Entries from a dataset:
+ + +

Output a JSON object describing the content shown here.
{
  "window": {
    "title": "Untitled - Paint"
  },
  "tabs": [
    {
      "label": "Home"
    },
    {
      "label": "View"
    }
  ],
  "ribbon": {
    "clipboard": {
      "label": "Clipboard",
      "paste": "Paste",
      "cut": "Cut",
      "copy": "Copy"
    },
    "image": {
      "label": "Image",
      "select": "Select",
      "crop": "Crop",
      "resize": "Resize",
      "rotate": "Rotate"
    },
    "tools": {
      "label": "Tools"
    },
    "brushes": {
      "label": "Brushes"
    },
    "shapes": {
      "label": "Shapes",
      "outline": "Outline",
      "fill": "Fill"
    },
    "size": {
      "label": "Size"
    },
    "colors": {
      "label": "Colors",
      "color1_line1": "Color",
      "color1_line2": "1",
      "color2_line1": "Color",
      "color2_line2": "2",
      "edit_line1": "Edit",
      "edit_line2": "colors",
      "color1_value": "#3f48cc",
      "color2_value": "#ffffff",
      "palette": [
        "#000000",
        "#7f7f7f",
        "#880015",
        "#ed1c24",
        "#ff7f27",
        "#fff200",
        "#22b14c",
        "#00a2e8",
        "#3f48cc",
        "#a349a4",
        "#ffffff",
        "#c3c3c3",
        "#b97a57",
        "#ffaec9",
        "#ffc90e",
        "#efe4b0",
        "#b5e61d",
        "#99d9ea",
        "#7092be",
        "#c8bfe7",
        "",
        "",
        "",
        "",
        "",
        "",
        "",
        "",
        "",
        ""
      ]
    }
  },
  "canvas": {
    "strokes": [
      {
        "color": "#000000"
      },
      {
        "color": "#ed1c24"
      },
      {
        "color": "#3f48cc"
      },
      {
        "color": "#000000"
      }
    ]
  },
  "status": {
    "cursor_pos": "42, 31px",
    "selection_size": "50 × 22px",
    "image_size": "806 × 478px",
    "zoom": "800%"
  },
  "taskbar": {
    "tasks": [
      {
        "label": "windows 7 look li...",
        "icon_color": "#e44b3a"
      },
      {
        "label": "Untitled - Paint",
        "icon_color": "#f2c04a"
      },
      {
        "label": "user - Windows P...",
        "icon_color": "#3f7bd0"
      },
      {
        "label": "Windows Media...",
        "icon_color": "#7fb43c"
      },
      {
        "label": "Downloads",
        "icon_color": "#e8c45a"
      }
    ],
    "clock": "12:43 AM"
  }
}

+ + +

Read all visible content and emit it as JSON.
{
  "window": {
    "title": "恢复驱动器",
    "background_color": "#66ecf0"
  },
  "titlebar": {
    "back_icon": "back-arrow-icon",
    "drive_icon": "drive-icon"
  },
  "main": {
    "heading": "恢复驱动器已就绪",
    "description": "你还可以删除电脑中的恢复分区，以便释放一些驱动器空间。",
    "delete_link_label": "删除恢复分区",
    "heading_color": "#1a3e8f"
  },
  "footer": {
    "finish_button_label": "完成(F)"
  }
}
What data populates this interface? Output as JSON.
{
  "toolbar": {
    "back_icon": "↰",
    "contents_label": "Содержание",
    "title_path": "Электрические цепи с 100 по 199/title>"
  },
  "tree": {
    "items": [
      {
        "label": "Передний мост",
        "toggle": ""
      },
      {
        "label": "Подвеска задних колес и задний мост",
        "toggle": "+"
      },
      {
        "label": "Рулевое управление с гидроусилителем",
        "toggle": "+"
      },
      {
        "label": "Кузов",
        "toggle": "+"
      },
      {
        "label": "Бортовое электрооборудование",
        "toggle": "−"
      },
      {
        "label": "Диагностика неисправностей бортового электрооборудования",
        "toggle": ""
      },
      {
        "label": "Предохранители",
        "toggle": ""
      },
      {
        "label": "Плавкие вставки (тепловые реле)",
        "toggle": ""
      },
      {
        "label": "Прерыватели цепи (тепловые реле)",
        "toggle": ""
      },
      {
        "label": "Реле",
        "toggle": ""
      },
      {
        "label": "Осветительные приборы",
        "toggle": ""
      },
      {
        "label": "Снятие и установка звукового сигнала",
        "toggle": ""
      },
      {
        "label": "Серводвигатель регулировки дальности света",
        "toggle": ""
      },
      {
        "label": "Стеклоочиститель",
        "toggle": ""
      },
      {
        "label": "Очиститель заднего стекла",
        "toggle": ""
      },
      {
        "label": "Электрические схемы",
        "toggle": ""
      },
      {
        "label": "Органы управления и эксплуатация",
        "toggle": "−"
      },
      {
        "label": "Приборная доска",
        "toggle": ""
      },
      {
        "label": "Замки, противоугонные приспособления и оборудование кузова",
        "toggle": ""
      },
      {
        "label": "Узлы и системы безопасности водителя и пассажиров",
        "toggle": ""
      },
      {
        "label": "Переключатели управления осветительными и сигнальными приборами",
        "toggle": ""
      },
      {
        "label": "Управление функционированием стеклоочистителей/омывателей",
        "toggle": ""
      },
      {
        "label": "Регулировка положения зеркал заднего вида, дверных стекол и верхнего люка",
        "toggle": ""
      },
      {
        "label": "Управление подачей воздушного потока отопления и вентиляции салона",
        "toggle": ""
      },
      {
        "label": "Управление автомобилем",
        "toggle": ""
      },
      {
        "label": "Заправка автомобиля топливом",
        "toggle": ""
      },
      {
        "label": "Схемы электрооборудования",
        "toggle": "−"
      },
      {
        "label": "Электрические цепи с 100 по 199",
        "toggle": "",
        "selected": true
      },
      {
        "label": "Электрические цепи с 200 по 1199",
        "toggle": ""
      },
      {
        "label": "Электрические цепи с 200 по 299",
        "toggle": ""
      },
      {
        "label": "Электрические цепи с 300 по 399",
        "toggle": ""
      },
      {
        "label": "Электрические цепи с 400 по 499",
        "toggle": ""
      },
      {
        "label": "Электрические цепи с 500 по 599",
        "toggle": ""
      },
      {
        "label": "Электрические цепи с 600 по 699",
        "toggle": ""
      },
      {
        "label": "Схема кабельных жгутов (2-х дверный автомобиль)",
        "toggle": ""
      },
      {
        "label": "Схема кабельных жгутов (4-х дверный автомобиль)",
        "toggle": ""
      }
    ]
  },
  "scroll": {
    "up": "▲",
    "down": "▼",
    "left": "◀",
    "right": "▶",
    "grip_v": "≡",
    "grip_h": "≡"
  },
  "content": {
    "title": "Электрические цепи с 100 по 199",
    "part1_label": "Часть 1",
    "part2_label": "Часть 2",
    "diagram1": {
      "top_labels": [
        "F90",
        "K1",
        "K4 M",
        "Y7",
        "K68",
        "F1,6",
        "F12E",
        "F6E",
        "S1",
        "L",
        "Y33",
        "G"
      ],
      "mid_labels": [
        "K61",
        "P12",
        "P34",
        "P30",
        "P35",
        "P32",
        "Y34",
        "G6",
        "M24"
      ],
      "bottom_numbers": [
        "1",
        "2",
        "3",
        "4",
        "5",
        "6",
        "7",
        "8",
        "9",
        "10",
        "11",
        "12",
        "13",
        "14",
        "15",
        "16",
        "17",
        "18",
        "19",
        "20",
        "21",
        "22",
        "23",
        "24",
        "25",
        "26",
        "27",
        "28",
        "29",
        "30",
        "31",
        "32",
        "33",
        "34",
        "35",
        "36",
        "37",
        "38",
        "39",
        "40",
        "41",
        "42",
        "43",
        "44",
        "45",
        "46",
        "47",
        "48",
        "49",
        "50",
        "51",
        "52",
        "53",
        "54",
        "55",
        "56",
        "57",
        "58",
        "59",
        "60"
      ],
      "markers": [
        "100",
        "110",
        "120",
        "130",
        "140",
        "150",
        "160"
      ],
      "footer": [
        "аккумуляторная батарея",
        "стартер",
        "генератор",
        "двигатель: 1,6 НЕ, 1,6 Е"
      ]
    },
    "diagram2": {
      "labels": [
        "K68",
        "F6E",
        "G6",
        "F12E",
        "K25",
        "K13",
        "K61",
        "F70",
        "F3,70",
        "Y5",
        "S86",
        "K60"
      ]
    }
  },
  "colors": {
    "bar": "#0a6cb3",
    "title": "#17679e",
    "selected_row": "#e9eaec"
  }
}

+ + +

[What is needed]: Copy every line in the listing above where the string "жгутов" turns up.

[Output of the task]:
        "label": "Схема кабельных жгутов (2-х дверный автомобиль)",
        "label": "Схема кабельных жгутов (4-х дверный автомобиль)",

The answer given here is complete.